> Aim of the exercise:
Copy out each line of the listing that has the word "JSON" in it.

--------------------------------

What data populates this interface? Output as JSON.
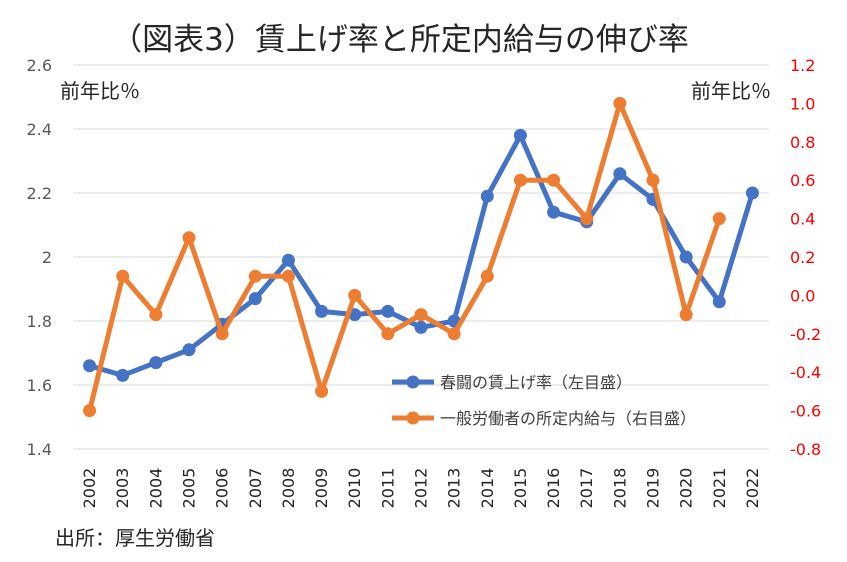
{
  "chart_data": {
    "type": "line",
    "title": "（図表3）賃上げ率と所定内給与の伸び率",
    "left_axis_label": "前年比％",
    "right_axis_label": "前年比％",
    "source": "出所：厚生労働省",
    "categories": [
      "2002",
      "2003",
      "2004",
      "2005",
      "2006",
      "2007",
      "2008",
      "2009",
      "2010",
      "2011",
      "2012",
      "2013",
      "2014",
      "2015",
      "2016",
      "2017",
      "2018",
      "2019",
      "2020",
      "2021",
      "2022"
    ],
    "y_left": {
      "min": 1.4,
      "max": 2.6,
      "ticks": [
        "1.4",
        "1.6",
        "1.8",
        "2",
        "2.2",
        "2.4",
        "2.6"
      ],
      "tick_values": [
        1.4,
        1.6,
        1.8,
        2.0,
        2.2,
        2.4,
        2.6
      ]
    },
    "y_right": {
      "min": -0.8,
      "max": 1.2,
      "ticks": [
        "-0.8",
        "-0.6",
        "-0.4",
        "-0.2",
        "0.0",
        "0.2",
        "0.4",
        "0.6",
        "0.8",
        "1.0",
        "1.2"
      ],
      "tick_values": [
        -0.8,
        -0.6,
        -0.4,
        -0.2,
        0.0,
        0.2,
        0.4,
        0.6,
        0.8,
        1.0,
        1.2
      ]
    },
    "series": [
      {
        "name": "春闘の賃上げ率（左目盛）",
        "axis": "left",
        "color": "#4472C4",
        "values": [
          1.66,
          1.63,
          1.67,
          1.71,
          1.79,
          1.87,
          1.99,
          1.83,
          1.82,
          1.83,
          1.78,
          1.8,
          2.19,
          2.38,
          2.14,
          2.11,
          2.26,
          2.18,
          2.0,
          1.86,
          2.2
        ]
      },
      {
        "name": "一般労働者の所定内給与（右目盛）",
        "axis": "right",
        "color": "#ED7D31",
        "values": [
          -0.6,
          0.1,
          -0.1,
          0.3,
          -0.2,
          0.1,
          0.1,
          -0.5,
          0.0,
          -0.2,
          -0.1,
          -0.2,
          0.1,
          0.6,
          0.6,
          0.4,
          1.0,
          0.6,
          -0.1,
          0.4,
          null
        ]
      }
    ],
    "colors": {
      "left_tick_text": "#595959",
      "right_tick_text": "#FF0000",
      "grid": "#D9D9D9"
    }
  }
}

--------------------------------

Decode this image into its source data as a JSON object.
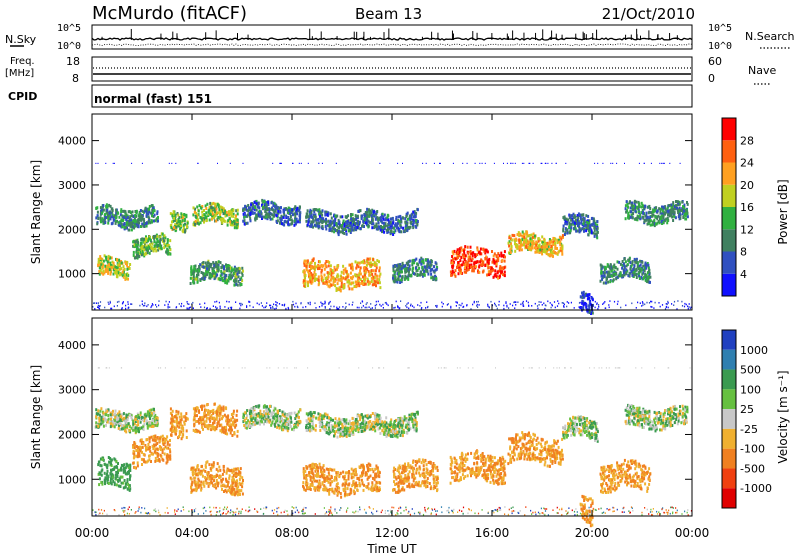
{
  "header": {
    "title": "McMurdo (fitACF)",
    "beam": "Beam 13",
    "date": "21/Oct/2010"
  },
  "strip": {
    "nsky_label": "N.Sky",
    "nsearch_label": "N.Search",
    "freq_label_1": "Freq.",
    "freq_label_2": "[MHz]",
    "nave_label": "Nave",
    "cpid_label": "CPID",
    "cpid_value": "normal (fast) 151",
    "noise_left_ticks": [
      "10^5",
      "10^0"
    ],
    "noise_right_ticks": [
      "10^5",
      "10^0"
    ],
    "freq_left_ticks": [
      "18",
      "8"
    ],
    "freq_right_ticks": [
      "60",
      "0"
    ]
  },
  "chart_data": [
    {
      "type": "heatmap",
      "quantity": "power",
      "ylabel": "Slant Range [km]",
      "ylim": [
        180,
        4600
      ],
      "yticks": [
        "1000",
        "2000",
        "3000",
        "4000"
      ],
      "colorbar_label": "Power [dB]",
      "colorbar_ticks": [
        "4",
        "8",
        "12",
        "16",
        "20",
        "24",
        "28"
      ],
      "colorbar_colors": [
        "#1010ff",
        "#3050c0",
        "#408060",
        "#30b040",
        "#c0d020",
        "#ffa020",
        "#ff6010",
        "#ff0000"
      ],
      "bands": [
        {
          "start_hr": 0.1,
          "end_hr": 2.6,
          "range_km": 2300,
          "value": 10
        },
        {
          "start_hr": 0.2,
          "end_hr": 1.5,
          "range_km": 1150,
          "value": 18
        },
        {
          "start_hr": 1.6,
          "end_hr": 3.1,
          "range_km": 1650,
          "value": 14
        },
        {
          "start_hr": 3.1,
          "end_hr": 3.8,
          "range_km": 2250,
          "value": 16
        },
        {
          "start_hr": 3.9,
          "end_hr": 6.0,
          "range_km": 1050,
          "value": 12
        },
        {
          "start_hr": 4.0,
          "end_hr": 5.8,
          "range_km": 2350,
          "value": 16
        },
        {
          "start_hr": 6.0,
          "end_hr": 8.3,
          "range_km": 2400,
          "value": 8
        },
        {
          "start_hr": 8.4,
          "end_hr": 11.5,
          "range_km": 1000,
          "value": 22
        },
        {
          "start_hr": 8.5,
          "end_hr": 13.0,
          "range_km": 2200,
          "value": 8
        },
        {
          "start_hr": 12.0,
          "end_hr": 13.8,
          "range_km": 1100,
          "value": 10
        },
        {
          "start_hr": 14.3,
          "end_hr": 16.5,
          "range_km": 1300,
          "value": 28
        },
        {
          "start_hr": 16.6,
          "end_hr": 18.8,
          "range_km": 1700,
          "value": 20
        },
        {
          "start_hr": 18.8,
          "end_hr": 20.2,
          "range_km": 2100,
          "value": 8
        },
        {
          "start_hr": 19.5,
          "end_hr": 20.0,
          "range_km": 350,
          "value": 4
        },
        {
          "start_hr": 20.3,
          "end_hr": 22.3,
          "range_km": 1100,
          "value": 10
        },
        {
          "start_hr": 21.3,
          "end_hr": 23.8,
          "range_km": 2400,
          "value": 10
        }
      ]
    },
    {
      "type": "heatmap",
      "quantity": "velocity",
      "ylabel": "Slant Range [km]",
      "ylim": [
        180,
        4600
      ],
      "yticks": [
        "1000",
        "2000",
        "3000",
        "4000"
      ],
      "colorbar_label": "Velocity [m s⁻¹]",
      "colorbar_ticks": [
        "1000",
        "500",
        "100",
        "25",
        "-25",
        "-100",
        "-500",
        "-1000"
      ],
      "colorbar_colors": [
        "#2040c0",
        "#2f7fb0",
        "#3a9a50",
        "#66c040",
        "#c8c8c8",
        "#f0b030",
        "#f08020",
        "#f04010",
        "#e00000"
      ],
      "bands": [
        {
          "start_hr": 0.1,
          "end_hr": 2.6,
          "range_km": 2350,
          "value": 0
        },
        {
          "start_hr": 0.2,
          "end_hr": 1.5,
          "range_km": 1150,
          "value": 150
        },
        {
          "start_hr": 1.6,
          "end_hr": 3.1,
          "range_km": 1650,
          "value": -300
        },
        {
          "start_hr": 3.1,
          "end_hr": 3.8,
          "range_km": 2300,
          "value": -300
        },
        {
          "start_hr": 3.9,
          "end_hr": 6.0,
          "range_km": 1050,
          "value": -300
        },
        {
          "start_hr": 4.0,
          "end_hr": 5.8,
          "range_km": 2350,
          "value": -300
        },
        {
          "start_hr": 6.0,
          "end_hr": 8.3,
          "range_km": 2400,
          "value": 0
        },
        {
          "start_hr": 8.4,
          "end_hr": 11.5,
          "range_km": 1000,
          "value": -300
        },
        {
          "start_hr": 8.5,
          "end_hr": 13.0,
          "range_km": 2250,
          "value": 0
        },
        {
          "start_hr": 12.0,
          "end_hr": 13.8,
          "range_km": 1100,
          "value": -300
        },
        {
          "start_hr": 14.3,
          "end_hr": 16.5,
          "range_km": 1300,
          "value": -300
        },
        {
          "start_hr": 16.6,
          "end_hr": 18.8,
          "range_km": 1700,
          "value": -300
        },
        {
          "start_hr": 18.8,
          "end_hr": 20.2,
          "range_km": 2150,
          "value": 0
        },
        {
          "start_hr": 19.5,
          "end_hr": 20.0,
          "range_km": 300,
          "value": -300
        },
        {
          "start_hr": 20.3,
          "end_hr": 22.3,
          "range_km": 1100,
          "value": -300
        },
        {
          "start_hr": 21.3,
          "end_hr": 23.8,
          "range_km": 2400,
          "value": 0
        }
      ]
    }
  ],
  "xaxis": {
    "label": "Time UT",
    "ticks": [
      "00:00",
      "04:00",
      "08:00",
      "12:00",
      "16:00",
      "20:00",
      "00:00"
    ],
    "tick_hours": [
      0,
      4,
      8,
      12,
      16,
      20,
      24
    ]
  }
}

--------------------------------

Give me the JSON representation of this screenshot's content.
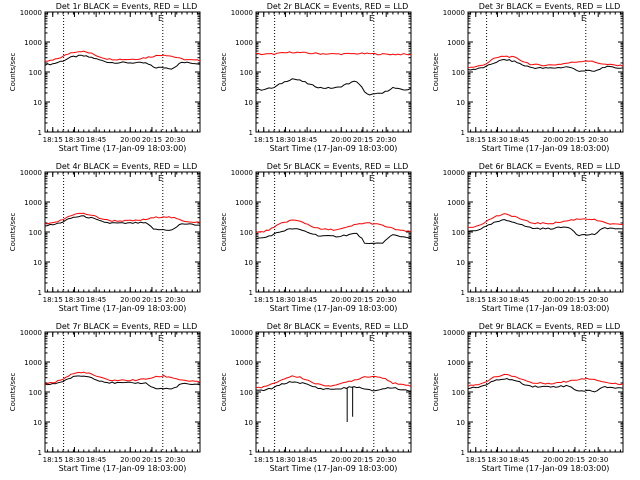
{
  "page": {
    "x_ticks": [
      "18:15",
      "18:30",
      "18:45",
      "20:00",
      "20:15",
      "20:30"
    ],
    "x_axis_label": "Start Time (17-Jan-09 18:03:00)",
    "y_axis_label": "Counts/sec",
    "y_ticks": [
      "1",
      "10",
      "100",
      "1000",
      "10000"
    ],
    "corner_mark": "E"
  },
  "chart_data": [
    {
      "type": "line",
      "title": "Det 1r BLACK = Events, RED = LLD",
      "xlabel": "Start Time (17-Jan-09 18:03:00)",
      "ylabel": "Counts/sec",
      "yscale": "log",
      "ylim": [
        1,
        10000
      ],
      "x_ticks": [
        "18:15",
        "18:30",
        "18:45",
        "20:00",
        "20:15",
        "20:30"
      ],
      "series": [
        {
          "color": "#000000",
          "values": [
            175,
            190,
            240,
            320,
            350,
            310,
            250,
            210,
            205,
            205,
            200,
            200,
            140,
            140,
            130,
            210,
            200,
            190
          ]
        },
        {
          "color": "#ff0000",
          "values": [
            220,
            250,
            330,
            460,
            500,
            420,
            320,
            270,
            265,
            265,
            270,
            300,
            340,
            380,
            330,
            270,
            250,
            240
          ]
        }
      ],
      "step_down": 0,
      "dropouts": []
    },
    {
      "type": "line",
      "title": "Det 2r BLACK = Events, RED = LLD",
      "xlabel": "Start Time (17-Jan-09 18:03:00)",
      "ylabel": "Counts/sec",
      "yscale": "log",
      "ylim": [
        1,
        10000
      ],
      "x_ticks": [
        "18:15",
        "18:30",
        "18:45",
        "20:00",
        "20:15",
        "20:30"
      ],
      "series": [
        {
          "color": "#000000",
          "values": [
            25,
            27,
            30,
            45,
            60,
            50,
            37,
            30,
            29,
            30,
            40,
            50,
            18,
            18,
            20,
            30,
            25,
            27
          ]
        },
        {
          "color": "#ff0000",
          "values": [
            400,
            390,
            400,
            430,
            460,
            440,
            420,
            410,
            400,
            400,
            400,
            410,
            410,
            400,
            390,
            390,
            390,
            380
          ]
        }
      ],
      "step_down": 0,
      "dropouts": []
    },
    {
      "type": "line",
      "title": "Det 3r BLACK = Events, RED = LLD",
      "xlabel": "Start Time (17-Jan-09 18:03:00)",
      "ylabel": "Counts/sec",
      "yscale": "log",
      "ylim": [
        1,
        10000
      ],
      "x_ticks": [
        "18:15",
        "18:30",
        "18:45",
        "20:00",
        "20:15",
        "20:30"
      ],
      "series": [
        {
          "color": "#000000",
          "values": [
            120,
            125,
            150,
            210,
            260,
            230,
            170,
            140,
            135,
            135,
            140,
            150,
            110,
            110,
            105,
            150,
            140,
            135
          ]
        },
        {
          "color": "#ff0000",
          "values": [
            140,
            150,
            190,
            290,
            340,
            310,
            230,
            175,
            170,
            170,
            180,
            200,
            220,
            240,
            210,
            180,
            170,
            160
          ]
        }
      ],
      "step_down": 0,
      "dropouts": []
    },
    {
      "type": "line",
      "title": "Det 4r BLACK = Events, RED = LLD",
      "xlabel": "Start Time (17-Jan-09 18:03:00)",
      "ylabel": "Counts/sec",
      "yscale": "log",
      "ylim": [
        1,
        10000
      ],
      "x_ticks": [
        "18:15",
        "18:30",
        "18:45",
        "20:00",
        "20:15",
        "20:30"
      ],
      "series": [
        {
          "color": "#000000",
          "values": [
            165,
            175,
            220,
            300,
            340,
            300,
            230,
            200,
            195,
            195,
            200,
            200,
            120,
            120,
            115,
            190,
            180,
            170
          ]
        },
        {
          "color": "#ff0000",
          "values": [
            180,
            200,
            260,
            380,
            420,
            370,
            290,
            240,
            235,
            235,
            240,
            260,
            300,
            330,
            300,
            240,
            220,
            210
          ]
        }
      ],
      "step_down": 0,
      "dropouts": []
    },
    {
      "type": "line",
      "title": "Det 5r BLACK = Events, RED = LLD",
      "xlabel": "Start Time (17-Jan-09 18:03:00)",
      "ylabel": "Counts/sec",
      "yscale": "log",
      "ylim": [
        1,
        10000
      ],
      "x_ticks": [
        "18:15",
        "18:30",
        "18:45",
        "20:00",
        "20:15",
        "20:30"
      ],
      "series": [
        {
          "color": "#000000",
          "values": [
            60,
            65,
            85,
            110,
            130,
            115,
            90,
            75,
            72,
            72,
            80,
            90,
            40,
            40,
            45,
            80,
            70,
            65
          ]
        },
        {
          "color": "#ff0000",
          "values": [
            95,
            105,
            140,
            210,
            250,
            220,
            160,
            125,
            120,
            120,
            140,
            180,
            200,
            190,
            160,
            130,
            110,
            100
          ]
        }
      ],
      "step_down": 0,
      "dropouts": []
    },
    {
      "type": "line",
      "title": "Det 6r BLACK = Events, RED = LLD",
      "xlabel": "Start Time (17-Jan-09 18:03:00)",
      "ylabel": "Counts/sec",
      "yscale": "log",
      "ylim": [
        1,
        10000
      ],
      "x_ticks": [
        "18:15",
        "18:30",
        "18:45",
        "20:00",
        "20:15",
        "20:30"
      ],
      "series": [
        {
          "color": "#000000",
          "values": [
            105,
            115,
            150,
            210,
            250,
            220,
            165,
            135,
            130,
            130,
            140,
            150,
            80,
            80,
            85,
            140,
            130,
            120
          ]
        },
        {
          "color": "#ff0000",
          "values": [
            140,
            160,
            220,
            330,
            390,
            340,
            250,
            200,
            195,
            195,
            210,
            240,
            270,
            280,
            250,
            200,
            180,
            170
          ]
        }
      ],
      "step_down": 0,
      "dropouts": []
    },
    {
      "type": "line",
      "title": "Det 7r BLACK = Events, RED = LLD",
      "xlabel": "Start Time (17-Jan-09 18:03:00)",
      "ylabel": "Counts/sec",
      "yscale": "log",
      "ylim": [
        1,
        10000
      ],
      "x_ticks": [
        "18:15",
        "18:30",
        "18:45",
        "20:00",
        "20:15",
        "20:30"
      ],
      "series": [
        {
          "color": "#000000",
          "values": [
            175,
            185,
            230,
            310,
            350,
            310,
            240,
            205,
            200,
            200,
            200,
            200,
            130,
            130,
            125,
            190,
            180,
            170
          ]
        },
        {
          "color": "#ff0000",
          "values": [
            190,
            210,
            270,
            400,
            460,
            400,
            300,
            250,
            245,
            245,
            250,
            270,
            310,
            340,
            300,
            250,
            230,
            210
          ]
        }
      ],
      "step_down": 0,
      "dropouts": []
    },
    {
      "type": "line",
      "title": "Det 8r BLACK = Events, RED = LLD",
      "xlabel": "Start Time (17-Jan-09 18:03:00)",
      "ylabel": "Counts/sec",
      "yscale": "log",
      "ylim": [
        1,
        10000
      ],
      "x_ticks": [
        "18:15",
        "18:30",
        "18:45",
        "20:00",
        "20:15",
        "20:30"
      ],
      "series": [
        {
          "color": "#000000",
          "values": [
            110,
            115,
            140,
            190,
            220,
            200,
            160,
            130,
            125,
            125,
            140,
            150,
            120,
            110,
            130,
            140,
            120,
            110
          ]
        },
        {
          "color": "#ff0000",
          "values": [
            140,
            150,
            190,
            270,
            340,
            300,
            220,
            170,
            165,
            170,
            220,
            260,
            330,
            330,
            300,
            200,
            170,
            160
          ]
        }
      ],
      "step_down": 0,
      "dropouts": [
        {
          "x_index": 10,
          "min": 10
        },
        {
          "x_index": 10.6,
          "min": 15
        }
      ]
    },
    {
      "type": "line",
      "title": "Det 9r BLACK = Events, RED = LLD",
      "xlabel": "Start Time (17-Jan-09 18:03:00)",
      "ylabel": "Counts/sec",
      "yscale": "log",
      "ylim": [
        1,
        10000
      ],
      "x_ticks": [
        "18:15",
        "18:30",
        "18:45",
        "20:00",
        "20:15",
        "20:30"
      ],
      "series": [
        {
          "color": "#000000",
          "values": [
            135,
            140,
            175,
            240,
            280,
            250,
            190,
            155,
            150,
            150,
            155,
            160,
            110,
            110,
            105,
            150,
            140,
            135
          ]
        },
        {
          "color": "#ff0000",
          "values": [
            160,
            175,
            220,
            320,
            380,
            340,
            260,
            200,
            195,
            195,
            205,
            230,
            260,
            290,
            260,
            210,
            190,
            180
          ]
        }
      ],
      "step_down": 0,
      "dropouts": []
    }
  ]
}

--------------------------------

> Answer below:
What data populates this interface? Output as JSON.
Decode this image into its source data as a JSON object.
Give me the JSON representation of this screenshot's content.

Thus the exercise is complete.